(Stored data)
....

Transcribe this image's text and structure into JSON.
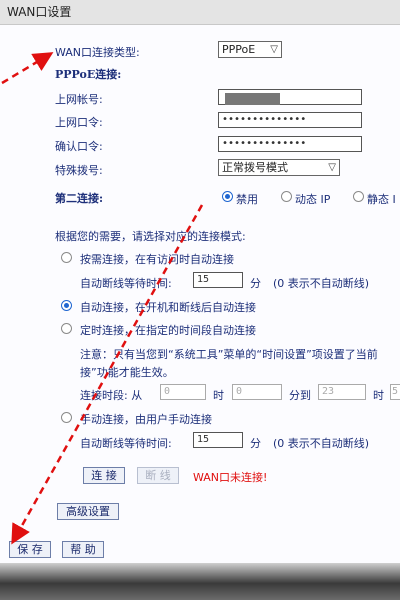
{
  "window": {
    "title": "WAN口设置"
  },
  "form": {
    "conn_type_label": "WAN口连接类型:",
    "conn_type_value": "PPPoE",
    "pppoe_heading": "PPPoE连接:",
    "account_label": "上网帐号:",
    "password_label": "上网口令:",
    "password_value": "••••••••••••••",
    "confirm_label": "确认口令:",
    "confirm_value": "••••••••••••••",
    "dial_label": "特殊拨号:",
    "dial_value": "正常拨号模式"
  },
  "secondary": {
    "label": "第二连接:",
    "options": [
      "禁用",
      "动态 IP",
      "静态 I"
    ],
    "selected": "禁用"
  },
  "modes": {
    "intro": "根据您的需要，请选择对应的连接模式:",
    "on_demand_label": "按需连接，在有访问时自动连接",
    "idle_label": "自动断线等待时间:",
    "idle_value": "15",
    "idle_unit": "分",
    "idle_hint": "(0 表示不自动断线)",
    "auto_label": "自动连接，在开机和断线后自动连接",
    "timed_label": "定时连接，在指定的时间段自动连接",
    "note_line1": "注意：只有当您到“系统工具”菜单的“时间设置”项设置了当前",
    "note_line2": "接”功能才能生效。",
    "period_label": "连接时段: 从",
    "from_hour": "0",
    "hour_unit": "时",
    "from_min": "0",
    "to_label": "分到",
    "to_hour": "23",
    "to_hour_unit": "时",
    "to_min": "5",
    "manual_label": "手动连接，由用户手动连接",
    "idle2_label": "自动断线等待时间:",
    "idle2_value": "15",
    "idle2_unit": "分",
    "idle2_hint": "(0 表示不自动断线)",
    "selected_mode": "auto"
  },
  "actions": {
    "connect": "连 接",
    "disconnect": "断 线",
    "status": "WAN口未连接!",
    "advanced": "高级设置",
    "save": "保 存",
    "help": "帮 助"
  },
  "colors": {
    "label_blue": "#1d2f7a",
    "status_red": "#e01010",
    "annotation_red": "#e01010",
    "radio_blue": "#1f66d1"
  }
}
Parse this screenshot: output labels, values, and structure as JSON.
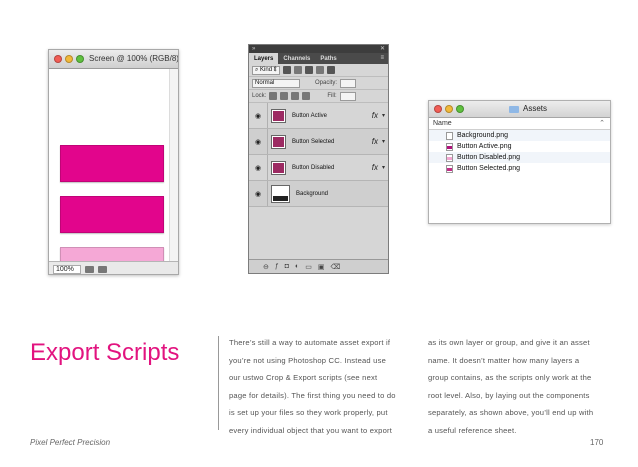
{
  "screen_window": {
    "title": "Screen @ 100% (RGB/8)",
    "zoom": "100%",
    "swatch_colors": [
      "#e2058c",
      "#e2058c",
      "#f5a8d6"
    ]
  },
  "layers_panel": {
    "tabs": [
      "Layers",
      "Channels",
      "Paths"
    ],
    "kind_label": "Kind",
    "blend_mode": "Normal",
    "opacity_label": "Opacity:",
    "lock_label": "Lock:",
    "fill_label": "Fill:",
    "fx_label": "fx",
    "layers": [
      "Button Active",
      "Button Selected",
      "Button Disabled",
      "Background"
    ]
  },
  "finder_window": {
    "title": "Assets",
    "column_header": "Name",
    "files": [
      "Background.png",
      "Button Active.png",
      "Button Disabled.png",
      "Button Selected.png"
    ]
  },
  "article": {
    "headline": "Export Scripts",
    "col1_lines": [
      "There’s still a way to automate asset export if",
      "you’re not using Photoshop CC. Instead use",
      "our ustwo Crop & Export scripts (see next",
      "page for details). The first thing you need to do",
      "is set up your files so they work properly, put",
      "every individual object that you want to export"
    ],
    "col2_lines": [
      "as its own layer or group, and give it an asset",
      "name. It doesn’t matter how many layers a",
      "group contains, as the scripts only work at the",
      "root level. Also, by laying out the components",
      "separately, as shown above, you’ll end up with",
      "a useful reference sheet."
    ]
  },
  "footer": {
    "left": "Pixel Perfect Precision",
    "page_number": "170"
  },
  "colors": {
    "accent": "#e2137f"
  }
}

....

- YOUR GOAL
Take the listing above and restate it word for word, without its pictures.

- EXERCISE OUTPUT
Transcribe this image's text and structure into JSON.
{
  "window": {
    "title": "WAN口设置"
  },
  "form": {
    "conn_type_label": "WAN口连接类型:",
    "conn_type_value": "PPPoE",
    "pppoe_heading": "PPPoE连接:",
    "account_label": "上网帐号:",
    "password_label": "上网口令:",
    "password_value": "••••••••••••••",
    "confirm_label": "确认口令:",
    "confirm_value": "••••••••••••••",
    "dial_label": "特殊拨号:",
    "dial_value": "正常拨号模式"
  },
  "secondary": {
    "label": "第二连接:",
    "options": [
      "禁用",
      "动态 IP",
      "静态 I"
    ],
    "selected": "禁用"
  },
  "modes": {
    "intro": "根据您的需要，请选择对应的连接模式:",
    "on_demand_label": "按需连接，在有访问时自动连接",
    "idle_label": "自动断线等待时间:",
    "idle_value": "15",
    "idle_unit": "分",
    "idle_hint": "(0 表示不自动断线)",
    "auto_label": "自动连接，在开机和断线后自动连接",
    "timed_label": "定时连接，在指定的时间段自动连接",
    "note_line1": "注意：只有当您到“系统工具”菜单的“时间设置”项设置了当前",
    "note_line2": "接”功能才能生效。",
    "period_label": "连接时段: 从",
    "from_hour": "0",
    "hour_unit": "时",
    "from_min": "0",
    "to_label": "分到",
    "to_hour": "23",
    "to_hour_unit": "时",
    "to_min": "5",
    "manual_label": "手动连接，由用户手动连接",
    "idle2_label": "自动断线等待时间:",
    "idle2_value": "15",
    "idle2_unit": "分",
    "idle2_hint": "(0 表示不自动断线)",
    "selected_mode": "auto"
  },
  "actions": {
    "connect": "连 接",
    "disconnect": "断 线",
    "status": "WAN口未连接!",
    "advanced": "高级设置",
    "save": "保 存",
    "help": "帮 助"
  },
  "colors": {
    "label_blue": "#1d2f7a",
    "status_red": "#e01010",
    "annotation_red": "#e01010",
    "radio_blue": "#1f66d1"
  }
}
Parse this screenshot: output labels, values, and structure as JSON.
{
  "screen_window": {
    "title": "Screen @ 100% (RGB/8)",
    "zoom": "100%",
    "swatch_colors": [
      "#e2058c",
      "#e2058c",
      "#f5a8d6"
    ]
  },
  "layers_panel": {
    "tabs": [
      "Layers",
      "Channels",
      "Paths"
    ],
    "kind_label": "Kind",
    "blend_mode": "Normal",
    "opacity_label": "Opacity:",
    "lock_label": "Lock:",
    "fill_label": "Fill:",
    "fx_label": "fx",
    "layers": [
      "Button Active",
      "Button Selected",
      "Button Disabled",
      "Background"
    ]
  },
  "finder_window": {
    "title": "Assets",
    "column_header": "Name",
    "files": [
      "Background.png",
      "Button Active.png",
      "Button Disabled.png",
      "Button Selected.png"
    ]
  },
  "article": {
    "headline": "Export Scripts",
    "col1_lines": [
      "There’s still a way to automate asset export if",
      "you’re not using Photoshop CC. Instead use",
      "our ustwo Crop & Export scripts (see next",
      "page for details). The first thing you need to do",
      "is set up your files so they work properly, put",
      "every individual object that you want to export"
    ],
    "col2_lines": [
      "as its own layer or group, and give it an asset",
      "name. It doesn’t matter how many layers a",
      "group contains, as the scripts only work at the",
      "root level. Also, by laying out the components",
      "separately, as shown above, you’ll end up with",
      "a useful reference sheet."
    ]
  },
  "footer": {
    "left": "Pixel Perfect Precision",
    "page_number": "170"
  },
  "colors": {
    "accent": "#e2137f"
  }
}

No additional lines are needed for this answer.